Which lines hold the word "disclaimer"? Copy each of them from the material.

=-=-=-=-=

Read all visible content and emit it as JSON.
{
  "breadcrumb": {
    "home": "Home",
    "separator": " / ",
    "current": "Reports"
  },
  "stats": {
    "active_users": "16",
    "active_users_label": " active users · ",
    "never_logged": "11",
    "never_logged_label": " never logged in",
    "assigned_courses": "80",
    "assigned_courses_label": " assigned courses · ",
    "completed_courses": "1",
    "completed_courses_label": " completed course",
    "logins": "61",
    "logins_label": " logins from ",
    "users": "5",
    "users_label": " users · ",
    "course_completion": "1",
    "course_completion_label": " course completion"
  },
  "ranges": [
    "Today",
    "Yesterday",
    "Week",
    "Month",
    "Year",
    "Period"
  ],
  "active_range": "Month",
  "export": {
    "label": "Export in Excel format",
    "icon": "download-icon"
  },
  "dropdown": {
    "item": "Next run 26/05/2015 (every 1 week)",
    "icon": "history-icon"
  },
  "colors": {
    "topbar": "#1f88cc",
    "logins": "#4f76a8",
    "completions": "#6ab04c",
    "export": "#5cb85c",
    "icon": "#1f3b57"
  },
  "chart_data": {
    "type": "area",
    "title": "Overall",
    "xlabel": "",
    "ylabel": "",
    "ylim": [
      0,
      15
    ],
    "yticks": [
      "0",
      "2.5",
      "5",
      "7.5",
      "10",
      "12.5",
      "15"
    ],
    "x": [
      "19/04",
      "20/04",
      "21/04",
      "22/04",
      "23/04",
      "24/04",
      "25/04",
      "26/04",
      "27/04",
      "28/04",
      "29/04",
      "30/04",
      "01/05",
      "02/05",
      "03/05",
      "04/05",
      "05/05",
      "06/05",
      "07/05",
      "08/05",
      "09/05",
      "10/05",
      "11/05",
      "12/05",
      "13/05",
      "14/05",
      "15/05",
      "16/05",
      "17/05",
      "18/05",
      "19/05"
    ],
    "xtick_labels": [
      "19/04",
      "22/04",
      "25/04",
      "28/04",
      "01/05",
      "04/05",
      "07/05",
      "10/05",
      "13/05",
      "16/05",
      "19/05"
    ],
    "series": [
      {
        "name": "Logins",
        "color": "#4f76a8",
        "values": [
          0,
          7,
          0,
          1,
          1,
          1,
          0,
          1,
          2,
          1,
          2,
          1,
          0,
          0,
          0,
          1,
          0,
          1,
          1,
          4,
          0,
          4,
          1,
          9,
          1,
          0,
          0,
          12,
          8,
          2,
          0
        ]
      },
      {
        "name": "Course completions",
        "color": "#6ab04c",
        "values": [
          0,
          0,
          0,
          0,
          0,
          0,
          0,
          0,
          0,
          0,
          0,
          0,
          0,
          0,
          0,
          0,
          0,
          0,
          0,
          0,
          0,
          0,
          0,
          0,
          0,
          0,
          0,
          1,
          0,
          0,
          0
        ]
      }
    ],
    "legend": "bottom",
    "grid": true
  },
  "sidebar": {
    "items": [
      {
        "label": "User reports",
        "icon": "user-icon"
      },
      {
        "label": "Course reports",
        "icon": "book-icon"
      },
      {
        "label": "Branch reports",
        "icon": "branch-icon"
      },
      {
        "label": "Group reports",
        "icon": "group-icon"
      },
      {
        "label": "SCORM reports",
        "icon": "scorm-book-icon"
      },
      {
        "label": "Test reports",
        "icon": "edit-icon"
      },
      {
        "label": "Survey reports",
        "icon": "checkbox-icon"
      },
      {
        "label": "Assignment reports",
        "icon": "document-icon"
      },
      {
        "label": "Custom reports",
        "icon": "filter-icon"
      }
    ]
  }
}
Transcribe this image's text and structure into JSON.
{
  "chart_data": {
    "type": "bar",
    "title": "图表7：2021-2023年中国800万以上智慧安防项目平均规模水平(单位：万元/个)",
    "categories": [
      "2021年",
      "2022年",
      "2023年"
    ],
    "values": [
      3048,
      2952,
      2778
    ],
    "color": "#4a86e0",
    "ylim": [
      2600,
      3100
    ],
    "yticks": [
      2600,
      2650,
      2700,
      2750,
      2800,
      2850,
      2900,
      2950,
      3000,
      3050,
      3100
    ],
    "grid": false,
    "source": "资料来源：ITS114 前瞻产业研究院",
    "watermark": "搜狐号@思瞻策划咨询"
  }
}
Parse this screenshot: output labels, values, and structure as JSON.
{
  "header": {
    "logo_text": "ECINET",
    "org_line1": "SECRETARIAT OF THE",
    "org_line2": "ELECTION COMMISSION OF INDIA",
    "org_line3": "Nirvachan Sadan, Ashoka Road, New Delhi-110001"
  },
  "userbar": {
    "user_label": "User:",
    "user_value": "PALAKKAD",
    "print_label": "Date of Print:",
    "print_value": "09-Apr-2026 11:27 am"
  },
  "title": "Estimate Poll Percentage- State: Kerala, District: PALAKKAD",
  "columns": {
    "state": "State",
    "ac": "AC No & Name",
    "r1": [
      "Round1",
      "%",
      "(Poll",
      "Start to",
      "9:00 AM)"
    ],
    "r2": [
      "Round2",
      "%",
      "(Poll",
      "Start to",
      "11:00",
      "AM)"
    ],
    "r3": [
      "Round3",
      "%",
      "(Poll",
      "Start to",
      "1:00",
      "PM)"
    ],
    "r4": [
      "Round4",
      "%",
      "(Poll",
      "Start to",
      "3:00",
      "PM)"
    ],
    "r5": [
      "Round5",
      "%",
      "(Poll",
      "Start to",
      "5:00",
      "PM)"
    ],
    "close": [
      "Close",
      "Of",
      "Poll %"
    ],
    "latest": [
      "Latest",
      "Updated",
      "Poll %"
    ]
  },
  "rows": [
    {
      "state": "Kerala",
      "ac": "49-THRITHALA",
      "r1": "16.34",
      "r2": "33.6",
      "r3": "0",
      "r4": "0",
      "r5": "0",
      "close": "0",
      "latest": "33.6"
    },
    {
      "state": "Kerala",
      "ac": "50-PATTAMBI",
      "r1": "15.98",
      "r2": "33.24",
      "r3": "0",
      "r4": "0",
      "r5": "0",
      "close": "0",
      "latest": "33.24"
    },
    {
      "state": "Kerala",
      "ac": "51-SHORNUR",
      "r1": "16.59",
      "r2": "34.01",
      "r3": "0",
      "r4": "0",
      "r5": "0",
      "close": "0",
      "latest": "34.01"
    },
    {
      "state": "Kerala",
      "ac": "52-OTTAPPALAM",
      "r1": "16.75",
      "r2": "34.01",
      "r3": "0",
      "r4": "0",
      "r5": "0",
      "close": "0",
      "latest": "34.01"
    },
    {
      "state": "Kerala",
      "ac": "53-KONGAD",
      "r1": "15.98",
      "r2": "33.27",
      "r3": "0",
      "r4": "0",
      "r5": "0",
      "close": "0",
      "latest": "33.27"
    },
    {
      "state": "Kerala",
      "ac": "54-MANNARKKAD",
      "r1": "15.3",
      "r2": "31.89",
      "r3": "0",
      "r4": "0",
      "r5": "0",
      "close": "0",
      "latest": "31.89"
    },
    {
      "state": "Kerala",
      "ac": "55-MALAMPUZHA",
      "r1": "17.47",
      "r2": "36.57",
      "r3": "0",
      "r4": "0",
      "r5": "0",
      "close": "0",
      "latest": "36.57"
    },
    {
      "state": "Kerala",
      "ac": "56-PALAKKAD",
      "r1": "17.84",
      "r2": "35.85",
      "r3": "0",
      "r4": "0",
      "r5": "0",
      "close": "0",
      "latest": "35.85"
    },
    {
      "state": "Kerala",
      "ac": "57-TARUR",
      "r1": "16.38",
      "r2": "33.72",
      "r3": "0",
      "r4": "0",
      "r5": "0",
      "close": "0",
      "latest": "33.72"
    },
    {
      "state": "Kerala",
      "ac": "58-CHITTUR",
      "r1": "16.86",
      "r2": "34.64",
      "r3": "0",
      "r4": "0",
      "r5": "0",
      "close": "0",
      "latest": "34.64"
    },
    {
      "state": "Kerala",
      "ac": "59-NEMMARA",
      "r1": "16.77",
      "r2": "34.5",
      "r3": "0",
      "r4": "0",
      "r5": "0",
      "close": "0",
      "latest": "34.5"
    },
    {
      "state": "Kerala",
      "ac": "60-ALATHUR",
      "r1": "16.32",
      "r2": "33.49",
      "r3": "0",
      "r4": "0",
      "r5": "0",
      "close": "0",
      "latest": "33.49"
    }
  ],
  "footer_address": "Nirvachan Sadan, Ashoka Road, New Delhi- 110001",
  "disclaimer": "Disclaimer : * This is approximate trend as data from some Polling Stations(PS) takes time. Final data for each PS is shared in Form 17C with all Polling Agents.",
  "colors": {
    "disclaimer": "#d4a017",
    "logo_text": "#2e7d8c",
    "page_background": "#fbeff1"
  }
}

=-=-=-=-=

_CORRECT ANSWER_
  "disclaimer": "Disclaimer : * This is approximate trend as data from some Polling Stations(PS) takes time. Final data for each PS is shared in Form 17C with all Polling Agents.",
    "disclaimer": "#d4a017",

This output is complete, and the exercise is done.